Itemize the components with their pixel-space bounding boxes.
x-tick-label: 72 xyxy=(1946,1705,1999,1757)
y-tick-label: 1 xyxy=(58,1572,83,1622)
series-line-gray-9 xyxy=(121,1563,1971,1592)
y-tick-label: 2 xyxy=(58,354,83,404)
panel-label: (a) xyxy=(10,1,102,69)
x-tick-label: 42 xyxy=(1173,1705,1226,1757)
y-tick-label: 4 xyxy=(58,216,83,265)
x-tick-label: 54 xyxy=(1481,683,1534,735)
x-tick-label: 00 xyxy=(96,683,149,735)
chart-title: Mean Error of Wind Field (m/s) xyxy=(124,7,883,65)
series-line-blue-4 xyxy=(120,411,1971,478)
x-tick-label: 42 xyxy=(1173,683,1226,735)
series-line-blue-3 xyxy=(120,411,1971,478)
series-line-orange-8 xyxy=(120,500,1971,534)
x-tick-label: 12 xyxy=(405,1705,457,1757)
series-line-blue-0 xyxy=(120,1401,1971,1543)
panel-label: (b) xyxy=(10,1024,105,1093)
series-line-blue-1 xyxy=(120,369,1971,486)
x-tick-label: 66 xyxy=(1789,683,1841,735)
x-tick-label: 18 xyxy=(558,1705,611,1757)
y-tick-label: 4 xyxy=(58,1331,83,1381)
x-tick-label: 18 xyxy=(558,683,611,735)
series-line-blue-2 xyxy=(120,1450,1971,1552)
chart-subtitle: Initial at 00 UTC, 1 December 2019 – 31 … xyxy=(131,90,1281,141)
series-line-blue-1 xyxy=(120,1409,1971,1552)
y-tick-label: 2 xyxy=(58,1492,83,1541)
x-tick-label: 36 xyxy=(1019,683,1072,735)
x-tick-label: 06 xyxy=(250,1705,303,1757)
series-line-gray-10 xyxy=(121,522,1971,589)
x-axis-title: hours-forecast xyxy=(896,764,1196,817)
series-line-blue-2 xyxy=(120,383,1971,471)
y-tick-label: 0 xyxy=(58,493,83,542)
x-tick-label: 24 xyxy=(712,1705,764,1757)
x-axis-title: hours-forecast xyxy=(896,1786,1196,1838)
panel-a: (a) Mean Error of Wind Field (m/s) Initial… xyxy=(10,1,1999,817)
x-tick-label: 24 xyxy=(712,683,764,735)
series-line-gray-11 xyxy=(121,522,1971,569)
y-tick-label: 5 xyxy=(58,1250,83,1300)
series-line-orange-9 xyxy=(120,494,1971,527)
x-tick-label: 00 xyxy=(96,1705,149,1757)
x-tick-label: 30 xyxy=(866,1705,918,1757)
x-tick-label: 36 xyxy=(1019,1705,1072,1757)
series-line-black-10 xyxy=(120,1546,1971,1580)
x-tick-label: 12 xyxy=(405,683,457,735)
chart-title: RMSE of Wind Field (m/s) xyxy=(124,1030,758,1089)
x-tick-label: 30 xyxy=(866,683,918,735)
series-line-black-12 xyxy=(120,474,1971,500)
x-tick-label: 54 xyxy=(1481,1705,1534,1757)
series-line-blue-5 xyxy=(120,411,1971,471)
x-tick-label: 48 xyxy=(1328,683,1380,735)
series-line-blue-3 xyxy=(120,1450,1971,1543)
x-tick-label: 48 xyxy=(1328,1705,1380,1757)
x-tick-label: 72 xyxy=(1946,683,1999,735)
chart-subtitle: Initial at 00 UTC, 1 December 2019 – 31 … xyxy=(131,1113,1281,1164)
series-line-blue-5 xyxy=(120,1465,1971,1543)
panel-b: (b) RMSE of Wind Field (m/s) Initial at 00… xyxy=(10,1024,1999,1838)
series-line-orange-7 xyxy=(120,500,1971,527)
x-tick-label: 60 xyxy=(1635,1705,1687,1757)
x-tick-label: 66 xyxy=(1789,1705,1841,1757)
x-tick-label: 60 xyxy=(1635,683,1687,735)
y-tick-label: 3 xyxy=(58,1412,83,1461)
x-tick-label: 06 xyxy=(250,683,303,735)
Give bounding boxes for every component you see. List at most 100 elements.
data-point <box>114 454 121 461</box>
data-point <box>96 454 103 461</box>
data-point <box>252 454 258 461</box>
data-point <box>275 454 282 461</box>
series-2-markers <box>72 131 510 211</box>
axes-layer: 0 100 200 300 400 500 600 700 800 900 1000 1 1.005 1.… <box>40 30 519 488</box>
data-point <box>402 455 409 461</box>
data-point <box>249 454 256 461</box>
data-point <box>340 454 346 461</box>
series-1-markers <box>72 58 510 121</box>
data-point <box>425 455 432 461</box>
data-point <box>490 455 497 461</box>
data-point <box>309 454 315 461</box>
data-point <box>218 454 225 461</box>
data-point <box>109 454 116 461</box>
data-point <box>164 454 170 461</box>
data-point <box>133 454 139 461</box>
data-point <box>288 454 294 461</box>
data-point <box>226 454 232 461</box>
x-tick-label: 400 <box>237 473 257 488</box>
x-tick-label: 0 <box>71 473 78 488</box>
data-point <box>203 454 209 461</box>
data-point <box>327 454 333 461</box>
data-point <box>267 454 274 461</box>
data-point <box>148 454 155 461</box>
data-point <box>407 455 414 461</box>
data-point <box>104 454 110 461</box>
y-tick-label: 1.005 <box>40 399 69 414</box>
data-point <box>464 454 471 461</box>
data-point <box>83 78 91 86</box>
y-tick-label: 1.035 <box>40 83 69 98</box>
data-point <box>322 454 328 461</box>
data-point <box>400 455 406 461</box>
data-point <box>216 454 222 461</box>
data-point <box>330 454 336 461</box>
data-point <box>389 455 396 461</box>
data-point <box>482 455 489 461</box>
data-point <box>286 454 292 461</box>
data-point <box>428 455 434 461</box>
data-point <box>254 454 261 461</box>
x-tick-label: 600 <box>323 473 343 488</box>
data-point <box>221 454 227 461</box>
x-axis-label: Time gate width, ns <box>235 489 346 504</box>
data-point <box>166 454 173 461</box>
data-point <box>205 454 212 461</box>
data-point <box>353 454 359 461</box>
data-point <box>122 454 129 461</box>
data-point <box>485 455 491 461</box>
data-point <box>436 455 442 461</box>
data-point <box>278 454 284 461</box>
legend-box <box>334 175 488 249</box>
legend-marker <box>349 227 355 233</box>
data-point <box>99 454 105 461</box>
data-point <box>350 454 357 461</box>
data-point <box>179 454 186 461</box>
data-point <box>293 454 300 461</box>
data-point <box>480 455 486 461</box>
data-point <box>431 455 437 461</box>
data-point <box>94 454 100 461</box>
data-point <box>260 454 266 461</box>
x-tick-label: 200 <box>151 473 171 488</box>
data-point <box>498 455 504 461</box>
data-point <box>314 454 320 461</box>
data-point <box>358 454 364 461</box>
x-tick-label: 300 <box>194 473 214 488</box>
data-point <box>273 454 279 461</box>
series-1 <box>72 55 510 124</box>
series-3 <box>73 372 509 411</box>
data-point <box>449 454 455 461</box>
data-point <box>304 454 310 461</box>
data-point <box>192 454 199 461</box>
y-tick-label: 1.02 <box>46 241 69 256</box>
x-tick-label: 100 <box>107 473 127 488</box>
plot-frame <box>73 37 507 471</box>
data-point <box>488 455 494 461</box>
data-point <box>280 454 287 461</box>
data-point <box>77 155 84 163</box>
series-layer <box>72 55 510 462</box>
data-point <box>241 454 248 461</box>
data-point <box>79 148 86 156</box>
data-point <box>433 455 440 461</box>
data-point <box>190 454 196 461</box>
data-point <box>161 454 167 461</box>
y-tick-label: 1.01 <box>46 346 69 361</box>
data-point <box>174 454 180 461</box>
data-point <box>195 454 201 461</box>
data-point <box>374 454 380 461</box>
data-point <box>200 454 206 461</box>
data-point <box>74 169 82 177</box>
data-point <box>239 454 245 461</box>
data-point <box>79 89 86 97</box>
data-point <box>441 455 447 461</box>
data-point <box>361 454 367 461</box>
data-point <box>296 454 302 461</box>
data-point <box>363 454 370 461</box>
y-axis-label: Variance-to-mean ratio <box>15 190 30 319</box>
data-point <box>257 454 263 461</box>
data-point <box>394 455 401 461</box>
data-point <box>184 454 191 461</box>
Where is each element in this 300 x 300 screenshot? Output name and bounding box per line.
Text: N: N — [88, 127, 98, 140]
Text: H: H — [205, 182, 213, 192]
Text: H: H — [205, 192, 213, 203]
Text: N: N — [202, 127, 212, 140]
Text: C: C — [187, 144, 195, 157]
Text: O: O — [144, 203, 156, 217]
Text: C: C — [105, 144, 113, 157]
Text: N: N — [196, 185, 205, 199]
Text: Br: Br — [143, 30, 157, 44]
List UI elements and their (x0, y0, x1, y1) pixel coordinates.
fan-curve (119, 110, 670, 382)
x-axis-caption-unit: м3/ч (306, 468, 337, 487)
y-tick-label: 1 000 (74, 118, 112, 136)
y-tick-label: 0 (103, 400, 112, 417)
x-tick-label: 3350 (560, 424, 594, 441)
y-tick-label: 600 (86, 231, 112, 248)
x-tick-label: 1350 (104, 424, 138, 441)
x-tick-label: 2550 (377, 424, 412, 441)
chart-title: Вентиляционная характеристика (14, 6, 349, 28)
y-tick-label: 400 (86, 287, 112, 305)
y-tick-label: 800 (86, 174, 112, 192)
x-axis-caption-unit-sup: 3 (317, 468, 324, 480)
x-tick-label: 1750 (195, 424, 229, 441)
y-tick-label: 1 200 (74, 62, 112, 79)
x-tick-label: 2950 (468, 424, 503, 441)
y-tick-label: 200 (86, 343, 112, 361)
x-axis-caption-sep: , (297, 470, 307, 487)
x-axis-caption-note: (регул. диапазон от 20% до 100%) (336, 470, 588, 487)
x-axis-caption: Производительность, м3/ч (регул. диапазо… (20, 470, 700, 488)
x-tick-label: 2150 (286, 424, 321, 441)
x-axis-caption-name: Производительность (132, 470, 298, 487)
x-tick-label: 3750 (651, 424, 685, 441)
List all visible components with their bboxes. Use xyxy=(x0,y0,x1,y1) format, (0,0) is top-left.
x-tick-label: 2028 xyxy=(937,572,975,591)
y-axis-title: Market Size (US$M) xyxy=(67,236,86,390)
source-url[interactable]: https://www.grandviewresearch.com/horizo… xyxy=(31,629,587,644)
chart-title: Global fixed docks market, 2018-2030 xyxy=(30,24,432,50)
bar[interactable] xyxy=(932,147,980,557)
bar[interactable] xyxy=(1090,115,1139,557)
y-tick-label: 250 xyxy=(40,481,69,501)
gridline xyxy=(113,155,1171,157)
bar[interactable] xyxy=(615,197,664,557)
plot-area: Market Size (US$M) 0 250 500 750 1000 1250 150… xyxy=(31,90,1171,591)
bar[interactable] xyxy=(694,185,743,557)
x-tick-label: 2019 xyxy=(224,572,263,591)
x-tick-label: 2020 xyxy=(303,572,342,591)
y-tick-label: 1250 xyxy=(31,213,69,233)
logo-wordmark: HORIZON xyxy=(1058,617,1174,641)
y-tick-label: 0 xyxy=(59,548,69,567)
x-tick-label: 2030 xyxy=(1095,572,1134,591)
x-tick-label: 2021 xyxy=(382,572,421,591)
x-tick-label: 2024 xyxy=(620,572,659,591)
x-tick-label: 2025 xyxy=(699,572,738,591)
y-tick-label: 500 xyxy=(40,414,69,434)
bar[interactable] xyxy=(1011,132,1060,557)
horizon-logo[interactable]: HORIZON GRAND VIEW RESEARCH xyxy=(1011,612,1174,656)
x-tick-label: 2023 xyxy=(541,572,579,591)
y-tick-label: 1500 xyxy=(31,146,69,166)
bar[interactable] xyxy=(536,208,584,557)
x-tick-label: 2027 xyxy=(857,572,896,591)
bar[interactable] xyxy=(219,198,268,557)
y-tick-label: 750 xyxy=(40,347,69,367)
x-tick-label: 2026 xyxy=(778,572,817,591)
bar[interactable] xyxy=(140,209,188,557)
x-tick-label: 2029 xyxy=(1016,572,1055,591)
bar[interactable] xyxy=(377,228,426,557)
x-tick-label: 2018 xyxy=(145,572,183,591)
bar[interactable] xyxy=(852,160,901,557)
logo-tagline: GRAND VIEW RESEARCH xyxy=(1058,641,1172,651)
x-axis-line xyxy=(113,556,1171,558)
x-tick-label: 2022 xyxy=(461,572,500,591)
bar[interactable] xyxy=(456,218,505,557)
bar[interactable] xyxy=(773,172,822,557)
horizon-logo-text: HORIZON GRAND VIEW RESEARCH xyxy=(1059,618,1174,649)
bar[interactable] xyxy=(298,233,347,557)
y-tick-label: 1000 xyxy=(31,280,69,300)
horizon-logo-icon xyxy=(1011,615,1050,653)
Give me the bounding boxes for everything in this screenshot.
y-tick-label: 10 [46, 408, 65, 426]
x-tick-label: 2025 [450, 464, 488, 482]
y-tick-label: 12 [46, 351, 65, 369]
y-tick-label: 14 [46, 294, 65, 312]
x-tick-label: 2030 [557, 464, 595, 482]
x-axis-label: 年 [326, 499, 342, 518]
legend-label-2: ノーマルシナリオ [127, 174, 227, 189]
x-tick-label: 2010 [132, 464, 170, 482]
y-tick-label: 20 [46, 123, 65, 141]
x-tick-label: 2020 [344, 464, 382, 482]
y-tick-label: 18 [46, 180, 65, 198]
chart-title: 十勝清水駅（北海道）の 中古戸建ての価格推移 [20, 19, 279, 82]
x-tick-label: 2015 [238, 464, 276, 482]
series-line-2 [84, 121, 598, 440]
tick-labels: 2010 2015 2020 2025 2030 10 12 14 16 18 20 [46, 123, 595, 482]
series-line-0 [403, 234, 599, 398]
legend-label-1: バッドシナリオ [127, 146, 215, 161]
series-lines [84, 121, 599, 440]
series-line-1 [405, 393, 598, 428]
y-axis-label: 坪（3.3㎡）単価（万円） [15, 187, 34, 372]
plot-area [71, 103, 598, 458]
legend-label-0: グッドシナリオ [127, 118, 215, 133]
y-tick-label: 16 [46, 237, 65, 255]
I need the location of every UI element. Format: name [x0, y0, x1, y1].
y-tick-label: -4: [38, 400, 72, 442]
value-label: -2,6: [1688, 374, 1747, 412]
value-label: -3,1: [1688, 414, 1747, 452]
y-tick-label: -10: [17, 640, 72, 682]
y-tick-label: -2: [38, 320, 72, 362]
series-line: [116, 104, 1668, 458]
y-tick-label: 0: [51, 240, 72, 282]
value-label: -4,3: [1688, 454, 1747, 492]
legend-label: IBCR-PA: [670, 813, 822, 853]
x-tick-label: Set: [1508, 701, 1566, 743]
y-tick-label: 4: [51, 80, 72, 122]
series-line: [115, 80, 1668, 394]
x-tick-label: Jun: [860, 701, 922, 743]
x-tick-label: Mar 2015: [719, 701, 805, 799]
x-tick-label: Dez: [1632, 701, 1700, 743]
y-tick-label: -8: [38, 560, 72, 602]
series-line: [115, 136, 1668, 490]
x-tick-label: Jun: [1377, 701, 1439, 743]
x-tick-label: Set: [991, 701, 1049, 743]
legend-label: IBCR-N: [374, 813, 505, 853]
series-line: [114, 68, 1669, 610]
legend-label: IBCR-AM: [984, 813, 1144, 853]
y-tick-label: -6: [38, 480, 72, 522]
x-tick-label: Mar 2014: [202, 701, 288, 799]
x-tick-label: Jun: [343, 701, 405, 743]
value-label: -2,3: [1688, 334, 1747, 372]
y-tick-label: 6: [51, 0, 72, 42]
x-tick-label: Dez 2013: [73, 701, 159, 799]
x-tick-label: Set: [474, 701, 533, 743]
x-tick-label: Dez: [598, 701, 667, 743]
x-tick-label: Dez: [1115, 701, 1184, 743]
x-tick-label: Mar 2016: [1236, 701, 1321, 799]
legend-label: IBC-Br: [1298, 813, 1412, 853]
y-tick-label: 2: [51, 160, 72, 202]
* * * *
_THE EXERCISE_
Update the data from its beginning through the line that contains "x-axis-title: hours-forecast xyxy=(896,764,1196,817)", replacing "chart-title" with "figure-title" and leaving all else unchanged.

_EXERCISE ANSWER_
Itemize the components with their pixel-space bounding boxes.
x-tick-label: 72 xyxy=(1946,1705,1999,1757)
y-tick-label: 1 xyxy=(58,1572,83,1622)
series-line-gray-9 xyxy=(121,1563,1971,1592)
y-tick-label: 2 xyxy=(58,354,83,404)
panel-label: (a) xyxy=(10,1,102,69)
x-tick-label: 42 xyxy=(1173,1705,1226,1757)
y-tick-label: 4 xyxy=(58,216,83,265)
x-tick-label: 54 xyxy=(1481,683,1534,735)
x-tick-label: 00 xyxy=(96,683,149,735)
figure-title: Mean Error of Wind Field (m/s) xyxy=(124,7,883,65)
series-line-blue-4 xyxy=(120,411,1971,478)
x-tick-label: 42 xyxy=(1173,683,1226,735)
series-line-blue-3 xyxy=(120,411,1971,478)
series-line-orange-8 xyxy=(120,500,1971,534)
x-tick-label: 12 xyxy=(405,1705,457,1757)
series-line-blue-0 xyxy=(120,1401,1971,1543)
panel-label: (b) xyxy=(10,1024,105,1093)
series-line-blue-1 xyxy=(120,369,1971,486)
x-tick-label: 66 xyxy=(1789,683,1841,735)
x-tick-label: 18 xyxy=(558,1705,611,1757)
y-tick-label: 4 xyxy=(58,1331,83,1381)
x-tick-label: 18 xyxy=(558,683,611,735)
series-line-blue-2 xyxy=(120,1450,1971,1552)
chart-subtitle: Initial at 00 UTC, 1 December 2019 – 31 … xyxy=(131,90,1281,141)
series-line-blue-1 xyxy=(120,1409,1971,1552)
y-tick-label: 2 xyxy=(58,1492,83,1541)
x-tick-label: 36 xyxy=(1019,683,1072,735)
x-tick-label: 06 xyxy=(250,1705,303,1757)
series-line-gray-10 xyxy=(121,522,1971,589)
x-axis-title: hours-forecast xyxy=(896,764,1196,817)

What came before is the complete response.